• **REQUIRED WORK**: Write out every record in full, exactly as written, please.

• **RECORDS FOR THE TASK**:
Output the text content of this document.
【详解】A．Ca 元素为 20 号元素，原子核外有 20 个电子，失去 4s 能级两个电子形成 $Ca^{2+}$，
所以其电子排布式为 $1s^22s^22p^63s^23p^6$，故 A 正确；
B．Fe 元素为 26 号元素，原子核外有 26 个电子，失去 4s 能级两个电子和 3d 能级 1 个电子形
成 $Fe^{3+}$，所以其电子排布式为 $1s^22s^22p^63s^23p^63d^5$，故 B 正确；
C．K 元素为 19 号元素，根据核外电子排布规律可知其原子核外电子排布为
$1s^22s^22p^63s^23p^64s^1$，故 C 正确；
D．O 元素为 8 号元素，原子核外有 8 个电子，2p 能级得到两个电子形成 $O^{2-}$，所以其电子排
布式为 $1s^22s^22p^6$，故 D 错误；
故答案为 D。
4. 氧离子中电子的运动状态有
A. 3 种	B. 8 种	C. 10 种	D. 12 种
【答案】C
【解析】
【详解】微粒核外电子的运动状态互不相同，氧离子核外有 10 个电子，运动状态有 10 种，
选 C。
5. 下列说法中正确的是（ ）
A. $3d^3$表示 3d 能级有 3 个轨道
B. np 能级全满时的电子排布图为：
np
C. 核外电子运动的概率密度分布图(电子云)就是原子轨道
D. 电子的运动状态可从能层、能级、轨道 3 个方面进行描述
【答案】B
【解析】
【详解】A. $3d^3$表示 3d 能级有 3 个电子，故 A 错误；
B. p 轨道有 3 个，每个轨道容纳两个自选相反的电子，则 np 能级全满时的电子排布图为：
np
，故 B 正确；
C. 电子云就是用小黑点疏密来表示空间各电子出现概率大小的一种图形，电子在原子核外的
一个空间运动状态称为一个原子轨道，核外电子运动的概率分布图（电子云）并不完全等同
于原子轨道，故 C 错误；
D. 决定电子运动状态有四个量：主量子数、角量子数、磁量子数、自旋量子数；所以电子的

• **SOLUTION BELOW**:
Output the text content of this document.
【详解】A．Ca 元素为 20 号元素，原子核外有 20 个电子，失去 4s 能级两个电子形成 $Ca^{2+}$，
所以其电子排布式为 $1s^22s^22p^63s^23p^6$，故 A 正确；
B．Fe 元素为 26 号元素，原子核外有 26 个电子，失去 4s 能级两个电子和 3d 能级 1 个电子形
成 $Fe^{3+}$，所以其电子排布式为 $1s^22s^22p^63s^23p^63d^5$，故 B 正确；
C．K 元素为 19 号元素，根据核外电子排布规律可知其原子核外电子排布为
$1s^22s^22p^63s^23p^64s^1$，故 C 正确；
D．O 元素为 8 号元素，原子核外有 8 个电子，2p 能级得到两个电子形成 $O^{2-}$，所以其电子排
布式为 $1s^22s^22p^6$，故 D 错误；
故答案为 D。
4. 氧离子中电子的运动状态有
A. 3 种	B. 8 种	C. 10 种	D. 12 种
【答案】C
【解析】
【详解】微粒核外电子的运动状态互不相同，氧离子核外有 10 个电子，运动状态有 10 种，
选 C。
5. 下列说法中正确的是（ ）
A. $3d^3$表示 3d 能级有 3 个轨道
B. np 能级全满时的电子排布图为：
np
C. 核外电子运动的概率密度分布图(电子云)就是原子轨道
D. 电子的运动状态可从能层、能级、轨道 3 个方面进行描述
【答案】B
【解析】
【详解】A. $3d^3$表示 3d 能级有 3 个电子，故 A 错误；
B. p 轨道有 3 个，每个轨道容纳两个自选相反的电子，则 np 能级全满时的电子排布图为：
np
，故 B 正确；
C. 电子云就是用小黑点疏密来表示空间各电子出现概率大小的一种图形，电子在原子核外的
一个空间运动状态称为一个原子轨道，核外电子运动的概率分布图（电子云）并不完全等同
于原子轨道，故 C 错误；
D. 决定电子运动状态有四个量：主量子数、角量子数、磁量子数、自旋量子数；所以电子的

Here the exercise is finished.